◆ **SELECTION**
▬▬▬▬▬▬

A country without modern industry will never be able to grow strong. When the first day of 1953 arrived, a new rhythm could be felt in the PRC’s march of progress. It was on that day that a new phrase emerged in the editorial section of the People’s Daily: the First Five-Year Plan. The editorial also stated that industrialization was the “ideal for which the Chinese people have been yearning for a century.” The spectacle of industrialization was certainly exciting, sparking people’s curiosity and making them feel proud. Whereas China had previously needed to import items as simple as nails, when the First Five-Year Plan was completed ahead of schedule in 1956, the country for the first time had its own aircraft, machine tool, and electronics industries. In that year, a song called “Old Driver” became popular all over China after 12 Jiefang branded vehicles rolled off the factory line.
In the fall of 1956, the Eighth National Congress of the CPC was convened as China crossed the threshold into socialism. In his opening address, Mao Zedong stated that the tasks of this congress were as follows: summarize experience gained since the Seventh Congress (1945), unite the whole Party, unite all forces at home and abroad that could be united, and strive to build a great socialist China. However, no one had seen what socialism was outside of the Soviet model, and no one had built socialism without Soviet methods. As the saying goes, straw shoes have no set form, but rather take shape as the weaver makes them. There was no precedent for China’s development of socialism, and therefore the country had to feel its way forward through practice.

▬▬▬▬▬▬

◆ **RECORDS SUPPLIED**
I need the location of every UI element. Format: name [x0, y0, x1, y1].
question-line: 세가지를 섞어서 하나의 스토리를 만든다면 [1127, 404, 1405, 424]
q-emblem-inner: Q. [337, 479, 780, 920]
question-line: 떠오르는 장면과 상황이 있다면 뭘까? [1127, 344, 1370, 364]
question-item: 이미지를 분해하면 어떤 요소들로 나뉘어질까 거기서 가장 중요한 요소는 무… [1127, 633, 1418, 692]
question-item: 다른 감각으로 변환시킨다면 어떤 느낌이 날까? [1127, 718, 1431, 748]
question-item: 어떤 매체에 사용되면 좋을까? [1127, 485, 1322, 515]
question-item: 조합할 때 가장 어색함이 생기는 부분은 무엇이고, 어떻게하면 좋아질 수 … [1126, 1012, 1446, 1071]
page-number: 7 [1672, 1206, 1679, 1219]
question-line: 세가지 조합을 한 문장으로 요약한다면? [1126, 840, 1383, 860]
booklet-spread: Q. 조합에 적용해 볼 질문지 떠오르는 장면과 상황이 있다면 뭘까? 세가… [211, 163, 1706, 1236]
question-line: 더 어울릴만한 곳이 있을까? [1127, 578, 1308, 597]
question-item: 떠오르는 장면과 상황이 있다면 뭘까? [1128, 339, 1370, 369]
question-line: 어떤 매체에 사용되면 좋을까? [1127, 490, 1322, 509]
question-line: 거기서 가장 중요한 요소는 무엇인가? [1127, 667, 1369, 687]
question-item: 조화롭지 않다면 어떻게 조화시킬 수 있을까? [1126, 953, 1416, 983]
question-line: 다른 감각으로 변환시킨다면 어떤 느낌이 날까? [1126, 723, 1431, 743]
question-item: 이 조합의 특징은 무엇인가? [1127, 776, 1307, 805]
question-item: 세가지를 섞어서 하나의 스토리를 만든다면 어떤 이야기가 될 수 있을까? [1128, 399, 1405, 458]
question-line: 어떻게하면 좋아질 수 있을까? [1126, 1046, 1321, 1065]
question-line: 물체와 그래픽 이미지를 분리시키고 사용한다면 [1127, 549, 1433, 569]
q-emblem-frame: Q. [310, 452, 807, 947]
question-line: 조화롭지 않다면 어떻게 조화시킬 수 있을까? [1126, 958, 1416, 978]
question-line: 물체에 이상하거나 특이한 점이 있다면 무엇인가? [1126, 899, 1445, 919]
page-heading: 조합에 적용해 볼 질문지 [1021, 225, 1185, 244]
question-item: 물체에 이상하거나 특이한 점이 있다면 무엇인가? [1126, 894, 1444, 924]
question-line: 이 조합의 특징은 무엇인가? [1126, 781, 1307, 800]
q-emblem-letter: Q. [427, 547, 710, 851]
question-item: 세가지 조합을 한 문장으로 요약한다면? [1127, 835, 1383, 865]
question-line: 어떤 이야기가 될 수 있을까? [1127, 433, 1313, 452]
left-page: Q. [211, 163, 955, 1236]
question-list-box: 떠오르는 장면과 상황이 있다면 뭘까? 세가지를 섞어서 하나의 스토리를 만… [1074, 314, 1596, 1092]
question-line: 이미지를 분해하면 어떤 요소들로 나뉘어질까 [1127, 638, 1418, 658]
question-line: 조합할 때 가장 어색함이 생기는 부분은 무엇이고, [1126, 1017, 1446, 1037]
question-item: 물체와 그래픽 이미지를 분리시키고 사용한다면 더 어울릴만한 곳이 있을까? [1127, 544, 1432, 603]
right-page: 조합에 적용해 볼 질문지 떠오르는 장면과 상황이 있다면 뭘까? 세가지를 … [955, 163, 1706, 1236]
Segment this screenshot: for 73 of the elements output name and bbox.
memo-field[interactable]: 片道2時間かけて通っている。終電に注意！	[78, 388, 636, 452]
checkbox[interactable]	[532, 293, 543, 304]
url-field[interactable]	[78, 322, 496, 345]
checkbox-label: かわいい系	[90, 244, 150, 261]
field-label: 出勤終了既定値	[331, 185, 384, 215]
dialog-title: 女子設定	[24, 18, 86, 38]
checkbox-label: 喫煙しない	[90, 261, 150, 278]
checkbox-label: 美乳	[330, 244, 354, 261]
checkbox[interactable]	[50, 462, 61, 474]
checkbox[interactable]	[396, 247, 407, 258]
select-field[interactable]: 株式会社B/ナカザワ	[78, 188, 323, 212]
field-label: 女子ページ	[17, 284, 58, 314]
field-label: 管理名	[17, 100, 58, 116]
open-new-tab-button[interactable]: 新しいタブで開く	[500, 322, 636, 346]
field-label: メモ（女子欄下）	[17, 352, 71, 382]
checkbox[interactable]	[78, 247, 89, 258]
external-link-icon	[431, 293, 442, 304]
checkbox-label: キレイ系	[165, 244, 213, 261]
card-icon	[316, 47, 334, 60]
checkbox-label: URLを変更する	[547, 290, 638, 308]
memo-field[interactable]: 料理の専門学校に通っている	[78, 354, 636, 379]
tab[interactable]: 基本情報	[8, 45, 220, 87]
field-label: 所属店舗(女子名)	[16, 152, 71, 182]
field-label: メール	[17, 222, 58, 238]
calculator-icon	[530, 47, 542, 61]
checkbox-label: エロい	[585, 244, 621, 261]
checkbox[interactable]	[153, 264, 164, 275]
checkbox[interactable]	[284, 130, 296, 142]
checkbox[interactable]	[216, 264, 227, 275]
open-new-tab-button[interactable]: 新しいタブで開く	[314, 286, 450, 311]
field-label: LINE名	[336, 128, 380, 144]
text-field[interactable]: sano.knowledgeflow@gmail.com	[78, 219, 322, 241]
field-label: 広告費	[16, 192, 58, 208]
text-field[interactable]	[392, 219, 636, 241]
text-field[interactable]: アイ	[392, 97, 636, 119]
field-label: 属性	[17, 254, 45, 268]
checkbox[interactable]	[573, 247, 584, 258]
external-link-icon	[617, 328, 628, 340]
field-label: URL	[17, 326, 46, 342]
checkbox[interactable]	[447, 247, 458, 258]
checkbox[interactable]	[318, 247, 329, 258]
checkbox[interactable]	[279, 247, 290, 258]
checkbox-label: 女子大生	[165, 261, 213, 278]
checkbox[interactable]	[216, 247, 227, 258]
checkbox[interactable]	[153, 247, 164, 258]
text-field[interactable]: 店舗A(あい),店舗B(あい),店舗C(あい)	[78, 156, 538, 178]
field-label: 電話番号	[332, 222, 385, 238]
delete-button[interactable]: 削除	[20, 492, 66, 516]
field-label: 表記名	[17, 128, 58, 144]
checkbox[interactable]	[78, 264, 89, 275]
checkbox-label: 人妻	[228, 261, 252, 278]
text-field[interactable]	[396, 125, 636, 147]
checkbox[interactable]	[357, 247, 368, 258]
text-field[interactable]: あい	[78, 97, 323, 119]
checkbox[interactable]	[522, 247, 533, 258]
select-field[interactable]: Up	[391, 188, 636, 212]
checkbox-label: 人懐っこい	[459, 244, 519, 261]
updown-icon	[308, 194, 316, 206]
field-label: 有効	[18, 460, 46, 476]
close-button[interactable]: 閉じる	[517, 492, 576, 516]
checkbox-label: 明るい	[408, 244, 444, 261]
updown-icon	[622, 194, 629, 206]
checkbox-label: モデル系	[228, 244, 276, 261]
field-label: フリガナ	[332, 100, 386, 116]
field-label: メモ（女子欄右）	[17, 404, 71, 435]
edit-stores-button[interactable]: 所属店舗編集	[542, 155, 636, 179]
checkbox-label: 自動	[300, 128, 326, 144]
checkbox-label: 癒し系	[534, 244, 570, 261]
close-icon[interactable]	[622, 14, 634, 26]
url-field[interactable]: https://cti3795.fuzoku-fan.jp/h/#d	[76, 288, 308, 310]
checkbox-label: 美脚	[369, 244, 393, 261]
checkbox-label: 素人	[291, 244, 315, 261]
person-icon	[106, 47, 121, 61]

▬▬▬▬▬▬

◆ **TASK REQUIREMENTS**
**1.** According to the passage on China's early industrialization, which song became popular across the country in 1956?
**2.** Resume the passage on China's early industrialization after its final sentence.
The lines have no part in any of this.

◆ **ANSWERS TO THE PROBLEMS**
**1.** "Old Driver" became popular all over China.

**2.**
The process of trial and error is like walking in a thick fog; it is difficult, complicated, and often causes one to bump into obstacles. One great problem that emerged in economic development was the Great Leap Forward campaign of 1958. First, the campaign called on all people to produce steel, because at the time steel was the basis of all industry and served as a representation of the nation’s productive strength. However, much of the steel produced during the Great Leap Forward was unusable. Second, in an effort to raise agricultural production, people in many places falsified their production figures as they competed according to atmospherically high and absurd targets. Third, in an effort to raise productivity, some agricultural cooperatives were merged into larger people’s communes, with both the means of production as well as certain basic necessities distributed in a unified manner rather than according to each of the commune’s brigades. Consequently, problems emerged with distribution, as poorer production brigades could benefit at the expense of their more well off counterparts.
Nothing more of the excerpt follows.